**What to work on**
Retype each of the items below line for line, with no changes, and omit the pictures.

___ Supplied data ___

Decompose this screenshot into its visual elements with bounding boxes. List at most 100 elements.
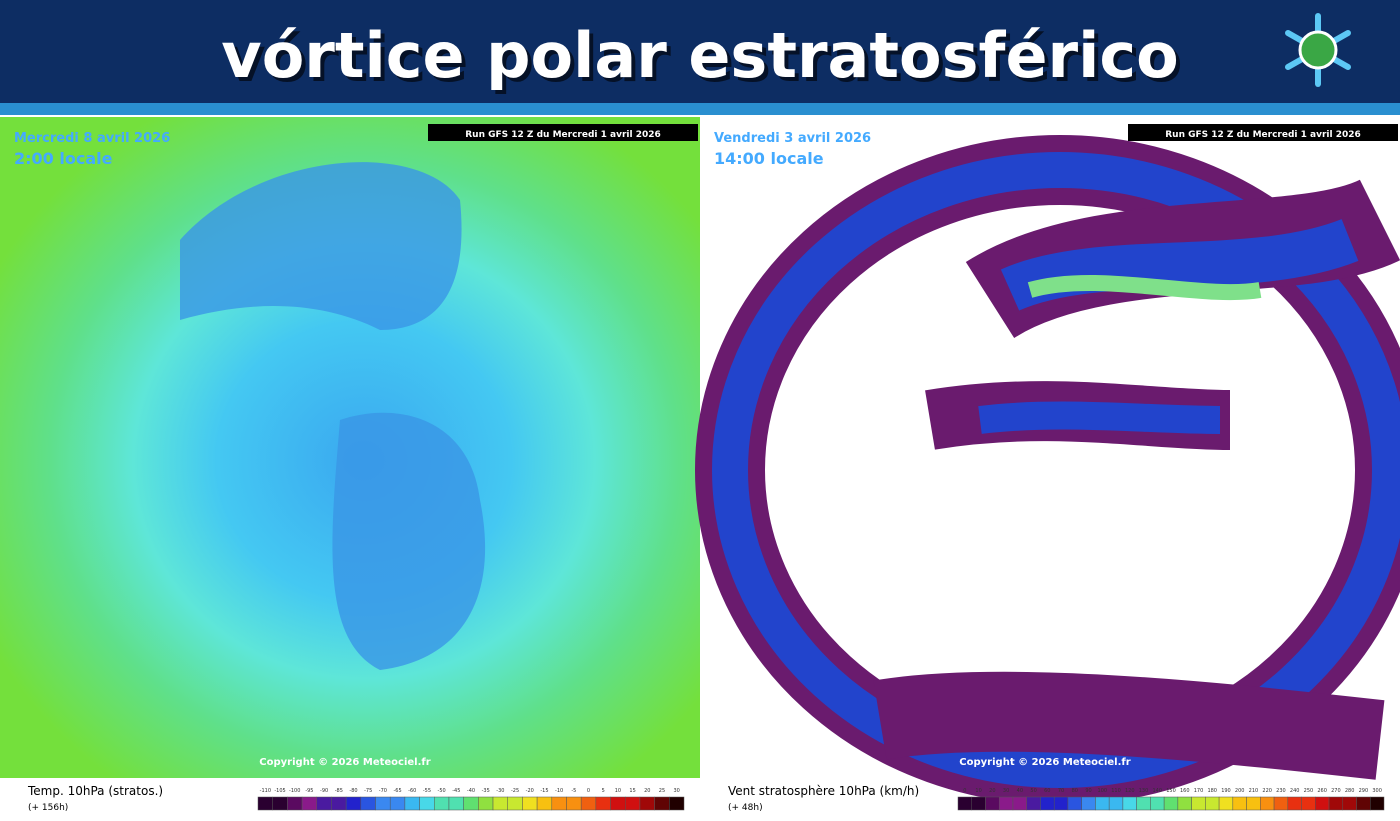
scale-cell — [1287, 796, 1302, 811]
header-strip — [0, 103, 1400, 115]
scale-label: 220 — [1262, 788, 1272, 794]
scale-cell — [971, 796, 986, 811]
scale-label: -60 — [408, 788, 416, 794]
scale-label: 120 — [1125, 788, 1135, 794]
scale-label: 110 — [1111, 788, 1121, 794]
scale-cell — [1040, 796, 1055, 811]
scale-label: 40 — [1017, 788, 1023, 794]
scale-cell — [1163, 796, 1179, 811]
scale-label: 260 — [1317, 788, 1327, 794]
scale-cell — [1108, 796, 1124, 811]
scale-cell — [463, 796, 479, 811]
scale-cell — [1232, 796, 1247, 811]
scale-cell — [492, 796, 508, 811]
scale-label: 210 — [1249, 788, 1259, 794]
scale-cell — [301, 796, 318, 811]
scale-label: 20 — [644, 788, 650, 794]
run-box — [1128, 124, 1398, 141]
scale-label: -40 — [467, 788, 475, 794]
scale-cell — [595, 796, 611, 811]
scale-label: -90 — [320, 788, 328, 794]
scale-cell — [419, 796, 435, 811]
header-bar — [0, 0, 1400, 103]
scale-cell — [957, 796, 972, 811]
scale-cell — [1136, 796, 1151, 811]
scale-label: 80 — [1072, 788, 1078, 794]
scale-label: -80 — [349, 788, 357, 794]
scale-cell — [1177, 796, 1192, 811]
scale-label: -95 — [305, 788, 313, 794]
scale-cell — [610, 796, 626, 811]
scale-cell — [1095, 796, 1110, 811]
scale-label: -30 — [496, 788, 504, 794]
scale-label: 270 — [1331, 788, 1341, 794]
scale-cell — [1260, 796, 1275, 811]
scale-cell — [522, 796, 538, 811]
cold-core — [180, 162, 462, 330]
scale-cell — [624, 796, 641, 811]
lead-time: (+ 48h) — [728, 803, 763, 813]
scale-label: -45 — [452, 788, 460, 794]
caption: Vent stratosphère 10hPa (km/h) — [728, 784, 919, 798]
scale-cell — [1315, 796, 1330, 811]
scale-cell — [404, 796, 420, 811]
scale-cell — [1150, 796, 1165, 811]
copyright: Copyright © 2026 Meteociel.fr — [959, 757, 1130, 768]
scale-label: 150 — [1166, 788, 1176, 794]
scale-cell — [639, 796, 655, 811]
logo — [1285, 13, 1351, 87]
scale-cell — [1370, 796, 1385, 811]
run-label: Run GFS 12 Z du Mercredi 1 avril 2026 — [465, 130, 661, 140]
scale-label: 240 — [1290, 788, 1300, 794]
scale-label: -20 — [526, 788, 534, 794]
date-label: Mercredi 8 avril 2026 — [14, 131, 170, 146]
scale-label: -105 — [274, 788, 285, 794]
run-label: Run GFS 12 Z du Mercredi 1 avril 2026 — [1165, 130, 1361, 140]
scale-label: 280 — [1345, 788, 1355, 794]
scale-label: -110 — [260, 788, 271, 794]
scale-cell — [1191, 796, 1206, 811]
scale-cell — [551, 796, 567, 811]
scale-cell — [389, 796, 406, 811]
lead-time: (+ 156h) — [28, 803, 68, 813]
scale-cell — [345, 796, 362, 811]
scale-label: 70 — [1058, 788, 1064, 794]
scale-cell — [1356, 796, 1371, 811]
scale-label: -15 — [540, 788, 548, 794]
scale-label: 5 — [602, 788, 605, 794]
scale-label: -70 — [379, 788, 387, 794]
scale-cell — [985, 796, 1000, 811]
scale-cell — [1026, 796, 1041, 811]
scale-cell — [998, 796, 1014, 811]
scale-label: 0 — [963, 788, 966, 794]
scale-label: 140 — [1152, 788, 1162, 794]
time-label: 2:00 locale — [14, 149, 113, 168]
scale-cell — [272, 796, 288, 811]
title: vórtice polar estratosférico — [221, 19, 1178, 92]
scale-label: 60 — [1044, 788, 1050, 794]
scale-cell — [316, 796, 332, 811]
scale-cell — [331, 796, 347, 811]
scale-label: 10 — [615, 788, 621, 794]
scale-cell — [1122, 796, 1137, 811]
scale-label: 25 — [659, 788, 665, 794]
scale-label: -50 — [438, 788, 446, 794]
cold-core — [332, 412, 486, 670]
scale-label: 30 — [1003, 788, 1009, 794]
scale-label: 0 — [587, 788, 590, 794]
run-box — [428, 124, 698, 141]
scale-cell — [434, 796, 450, 811]
caption: Temp. 10hPa (stratos.) — [27, 784, 163, 798]
scale-cell — [1053, 796, 1069, 811]
scale-label: 160 — [1180, 788, 1190, 794]
scale-cell — [1328, 796, 1344, 811]
scale-label: -25 — [511, 788, 519, 794]
scale-label: 300 — [1372, 788, 1382, 794]
scale-cell — [287, 796, 303, 811]
scale-cell — [1342, 796, 1357, 811]
scale-label: 190 — [1221, 788, 1231, 794]
scale-cell — [566, 796, 582, 811]
scale-cell — [580, 796, 597, 811]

___

**Written solution**
Decompose this screenshot into its visual elements with bounding boxes. List at most 100 elements.
scale-cell — [1287, 796, 1302, 811]
header-strip — [0, 103, 1400, 115]
scale-label: 220 — [1262, 788, 1272, 794]
scale-cell — [971, 796, 986, 811]
scale-label: -60 — [408, 788, 416, 794]
scale-label: 120 — [1125, 788, 1135, 794]
scale-label: 110 — [1111, 788, 1121, 794]
scale-cell — [1040, 796, 1055, 811]
scale-label: 40 — [1017, 788, 1023, 794]
scale-cell — [1163, 796, 1179, 811]
scale-label: 260 — [1317, 788, 1327, 794]
scale-cell — [1108, 796, 1124, 811]
scale-cell — [463, 796, 479, 811]
scale-cell — [1232, 796, 1247, 811]
scale-cell — [492, 796, 508, 811]
scale-label: 210 — [1249, 788, 1259, 794]
scale-cell — [301, 796, 318, 811]
scale-label: 20 — [644, 788, 650, 794]
run-box — [1128, 124, 1398, 141]
scale-label: -40 — [467, 788, 475, 794]
scale-cell — [595, 796, 611, 811]
scale-label: -90 — [320, 788, 328, 794]
scale-cell — [419, 796, 435, 811]
header-bar — [0, 0, 1400, 103]
scale-cell — [957, 796, 972, 811]
scale-cell — [1136, 796, 1151, 811]
scale-label: 80 — [1072, 788, 1078, 794]
scale-label: -80 — [349, 788, 357, 794]
scale-cell — [1177, 796, 1192, 811]
scale-label: -95 — [305, 788, 313, 794]
scale-cell — [610, 796, 626, 811]
scale-cell — [1095, 796, 1110, 811]
scale-label: -30 — [496, 788, 504, 794]
scale-label: 270 — [1331, 788, 1341, 794]
scale-cell — [1260, 796, 1275, 811]
scale-cell — [522, 796, 538, 811]
cold-core — [180, 162, 462, 330]
scale-cell — [624, 796, 641, 811]
lead-time: (+ 48h) — [728, 803, 763, 813]
scale-label: -45 — [452, 788, 460, 794]
caption: Vent stratosphère 10hPa (km/h) — [728, 784, 919, 798]
scale-cell — [1315, 796, 1330, 811]
scale-cell — [404, 796, 420, 811]
scale-cell — [1150, 796, 1165, 811]
copyright: Copyright © 2026 Meteociel.fr — [959, 757, 1130, 768]
scale-label: 150 — [1166, 788, 1176, 794]
scale-cell — [639, 796, 655, 811]
logo — [1285, 13, 1351, 87]
scale-cell — [1370, 796, 1385, 811]
run-label: Run GFS 12 Z du Mercredi 1 avril 2026 — [465, 130, 661, 140]
scale-label: 240 — [1290, 788, 1300, 794]
scale-label: -20 — [526, 788, 534, 794]
date-label: Mercredi 8 avril 2026 — [14, 131, 170, 146]
scale-label: -105 — [274, 788, 285, 794]
run-label: Run GFS 12 Z du Mercredi 1 avril 2026 — [1165, 130, 1361, 140]
scale-label: 280 — [1345, 788, 1355, 794]
scale-label: -110 — [260, 788, 271, 794]
scale-cell — [1191, 796, 1206, 811]
scale-cell — [551, 796, 567, 811]
scale-cell — [389, 796, 406, 811]
lead-time: (+ 156h) — [28, 803, 68, 813]
scale-cell — [345, 796, 362, 811]
scale-label: 70 — [1058, 788, 1064, 794]
scale-cell — [1356, 796, 1371, 811]
scale-label: -15 — [540, 788, 548, 794]
scale-label: 5 — [602, 788, 605, 794]
scale-label: -70 — [379, 788, 387, 794]
scale-cell — [985, 796, 1000, 811]
scale-cell — [1026, 796, 1041, 811]
scale-cell — [998, 796, 1014, 811]
scale-label: 0 — [963, 788, 966, 794]
scale-label: 140 — [1152, 788, 1162, 794]
time-label: 2:00 locale — [14, 149, 113, 168]
scale-cell — [272, 796, 288, 811]
title: vórtice polar estratosférico — [221, 19, 1178, 92]
scale-label: 60 — [1044, 788, 1050, 794]
scale-cell — [316, 796, 332, 811]
scale-cell — [331, 796, 347, 811]
scale-label: 10 — [615, 788, 621, 794]
scale-cell — [1122, 796, 1137, 811]
scale-label: 25 — [659, 788, 665, 794]
scale-label: -50 — [438, 788, 446, 794]
cold-core — [332, 412, 486, 670]
scale-label: 30 — [1003, 788, 1009, 794]
scale-label: 0 — [587, 788, 590, 794]
run-box — [428, 124, 698, 141]
scale-cell — [434, 796, 450, 811]
caption: Temp. 10hPa (stratos.) — [27, 784, 163, 798]
scale-cell — [1053, 796, 1069, 811]
scale-label: 160 — [1180, 788, 1190, 794]
scale-cell — [1328, 796, 1344, 811]
scale-label: -25 — [511, 788, 519, 794]
scale-label: 300 — [1372, 788, 1382, 794]
scale-cell — [287, 796, 303, 811]
scale-cell — [1342, 796, 1357, 811]
scale-label: 190 — [1221, 788, 1231, 794]
scale-cell — [566, 796, 582, 811]
scale-cell — [580, 796, 597, 811]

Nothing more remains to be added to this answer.